Only the number is wanted: tally the lines below that contain the word "text".

### Excerpted data

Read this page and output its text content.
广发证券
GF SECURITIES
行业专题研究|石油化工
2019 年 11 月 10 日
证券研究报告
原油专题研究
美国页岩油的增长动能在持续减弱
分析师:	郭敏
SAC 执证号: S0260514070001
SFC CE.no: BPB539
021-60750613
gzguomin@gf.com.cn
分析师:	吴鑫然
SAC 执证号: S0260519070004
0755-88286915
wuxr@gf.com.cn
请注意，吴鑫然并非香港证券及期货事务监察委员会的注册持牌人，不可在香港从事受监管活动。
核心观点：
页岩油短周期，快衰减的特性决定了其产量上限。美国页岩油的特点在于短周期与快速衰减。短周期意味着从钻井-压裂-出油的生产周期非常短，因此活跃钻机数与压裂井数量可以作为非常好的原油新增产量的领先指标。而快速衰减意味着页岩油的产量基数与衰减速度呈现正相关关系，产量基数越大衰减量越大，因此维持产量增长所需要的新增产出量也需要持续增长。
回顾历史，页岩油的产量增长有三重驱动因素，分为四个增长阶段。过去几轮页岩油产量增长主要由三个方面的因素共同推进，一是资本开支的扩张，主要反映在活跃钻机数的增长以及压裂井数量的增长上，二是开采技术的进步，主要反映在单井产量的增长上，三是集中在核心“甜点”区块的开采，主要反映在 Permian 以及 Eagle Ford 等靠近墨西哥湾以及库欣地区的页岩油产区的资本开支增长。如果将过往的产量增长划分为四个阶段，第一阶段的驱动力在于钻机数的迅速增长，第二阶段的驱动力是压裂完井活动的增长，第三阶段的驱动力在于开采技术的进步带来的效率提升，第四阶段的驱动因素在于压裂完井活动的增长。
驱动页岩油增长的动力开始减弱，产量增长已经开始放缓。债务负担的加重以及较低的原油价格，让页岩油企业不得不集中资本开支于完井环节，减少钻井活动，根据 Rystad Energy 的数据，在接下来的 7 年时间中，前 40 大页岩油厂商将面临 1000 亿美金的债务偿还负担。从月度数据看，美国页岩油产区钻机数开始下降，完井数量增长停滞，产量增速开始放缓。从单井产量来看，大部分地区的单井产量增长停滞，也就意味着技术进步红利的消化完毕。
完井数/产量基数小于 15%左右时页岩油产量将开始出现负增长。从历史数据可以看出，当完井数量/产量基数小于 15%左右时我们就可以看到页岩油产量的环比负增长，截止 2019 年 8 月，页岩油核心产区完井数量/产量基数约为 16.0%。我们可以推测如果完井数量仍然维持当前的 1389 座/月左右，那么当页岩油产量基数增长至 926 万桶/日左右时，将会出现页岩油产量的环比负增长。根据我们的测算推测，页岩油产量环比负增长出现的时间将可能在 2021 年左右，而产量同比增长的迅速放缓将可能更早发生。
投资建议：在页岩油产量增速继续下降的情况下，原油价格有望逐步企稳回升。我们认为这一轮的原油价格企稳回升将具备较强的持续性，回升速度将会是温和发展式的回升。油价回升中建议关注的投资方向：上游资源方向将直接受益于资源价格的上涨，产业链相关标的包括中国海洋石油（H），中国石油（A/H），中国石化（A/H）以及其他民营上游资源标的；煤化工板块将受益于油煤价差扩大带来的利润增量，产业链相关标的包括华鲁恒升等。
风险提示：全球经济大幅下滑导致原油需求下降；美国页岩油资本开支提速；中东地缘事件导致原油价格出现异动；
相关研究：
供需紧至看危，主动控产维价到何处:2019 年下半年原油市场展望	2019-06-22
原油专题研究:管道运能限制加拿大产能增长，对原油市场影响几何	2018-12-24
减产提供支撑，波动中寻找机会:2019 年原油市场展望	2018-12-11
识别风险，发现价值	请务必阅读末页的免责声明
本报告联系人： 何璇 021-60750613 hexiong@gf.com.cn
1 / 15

######
### Excerpted data

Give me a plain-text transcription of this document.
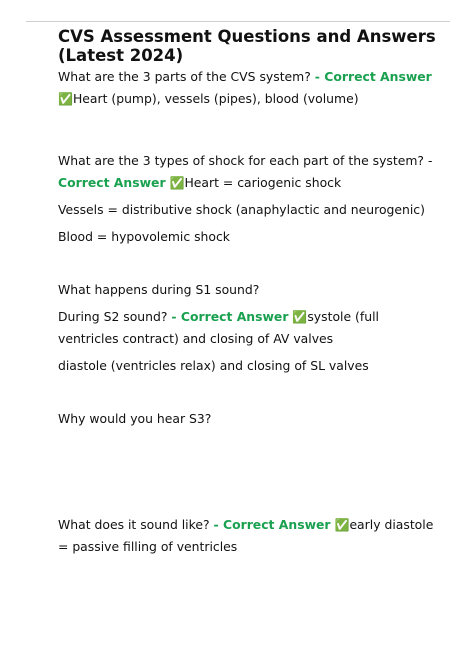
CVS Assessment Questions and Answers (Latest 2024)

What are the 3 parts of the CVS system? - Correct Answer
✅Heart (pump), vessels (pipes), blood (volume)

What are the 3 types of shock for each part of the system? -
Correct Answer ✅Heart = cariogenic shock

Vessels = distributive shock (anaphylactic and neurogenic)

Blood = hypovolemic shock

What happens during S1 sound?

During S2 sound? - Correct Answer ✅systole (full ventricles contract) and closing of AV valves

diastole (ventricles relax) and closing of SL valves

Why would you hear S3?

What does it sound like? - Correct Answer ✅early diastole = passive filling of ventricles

######

- [Result of the exercise] 2